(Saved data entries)
......

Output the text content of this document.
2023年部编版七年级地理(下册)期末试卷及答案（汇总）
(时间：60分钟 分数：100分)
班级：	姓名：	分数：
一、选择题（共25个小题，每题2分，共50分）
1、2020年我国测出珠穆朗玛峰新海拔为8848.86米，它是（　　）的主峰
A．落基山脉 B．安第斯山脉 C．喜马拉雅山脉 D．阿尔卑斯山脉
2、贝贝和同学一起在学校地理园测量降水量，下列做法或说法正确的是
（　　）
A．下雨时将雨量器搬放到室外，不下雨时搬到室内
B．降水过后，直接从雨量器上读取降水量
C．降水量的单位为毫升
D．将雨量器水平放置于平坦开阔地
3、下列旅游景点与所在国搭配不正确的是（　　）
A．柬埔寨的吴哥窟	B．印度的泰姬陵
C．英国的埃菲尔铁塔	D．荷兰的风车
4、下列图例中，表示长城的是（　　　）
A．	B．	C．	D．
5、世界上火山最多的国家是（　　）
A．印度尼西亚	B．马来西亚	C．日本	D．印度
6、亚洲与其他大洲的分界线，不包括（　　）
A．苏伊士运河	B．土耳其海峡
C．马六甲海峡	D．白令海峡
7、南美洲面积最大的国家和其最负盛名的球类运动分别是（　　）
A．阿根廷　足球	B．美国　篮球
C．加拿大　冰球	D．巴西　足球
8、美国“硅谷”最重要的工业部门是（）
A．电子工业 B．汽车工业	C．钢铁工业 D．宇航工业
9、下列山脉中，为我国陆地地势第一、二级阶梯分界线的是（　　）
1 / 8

......

• _Aim of the exercise_
Extract every entry above as it appears.

• _Complete answer_
Output the text content of this document.
2023年部编版七年级地理(下册)期末试卷及答案（汇总）
(时间：60分钟 分数：100分)
班级：	姓名：	分数：
一、选择题（共25个小题，每题2分，共50分）
1、2020年我国测出珠穆朗玛峰新海拔为8848.86米，它是（　　）的主峰
A．落基山脉 B．安第斯山脉 C．喜马拉雅山脉 D．阿尔卑斯山脉
2、贝贝和同学一起在学校地理园测量降水量，下列做法或说法正确的是
（　　）
A．下雨时将雨量器搬放到室外，不下雨时搬到室内
B．降水过后，直接从雨量器上读取降水量
C．降水量的单位为毫升
D．将雨量器水平放置于平坦开阔地
3、下列旅游景点与所在国搭配不正确的是（　　）
A．柬埔寨的吴哥窟	B．印度的泰姬陵
C．英国的埃菲尔铁塔	D．荷兰的风车
4、下列图例中，表示长城的是（　　　）
A．	B．	C．	D．
5、世界上火山最多的国家是（　　）
A．印度尼西亚	B．马来西亚	C．日本	D．印度
6、亚洲与其他大洲的分界线，不包括（　　）
A．苏伊士运河	B．土耳其海峡
C．马六甲海峡	D．白令海峡
7、南美洲面积最大的国家和其最负盛名的球类运动分别是（　　）
A．阿根廷　足球	B．美国　篮球
C．加拿大　冰球	D．巴西　足球
8、美国“硅谷”最重要的工业部门是（）
A．电子工业 B．汽车工业	C．钢铁工业 D．宇航工业
9、下列山脉中，为我国陆地地势第一、二级阶梯分界线的是（　　）
1 / 8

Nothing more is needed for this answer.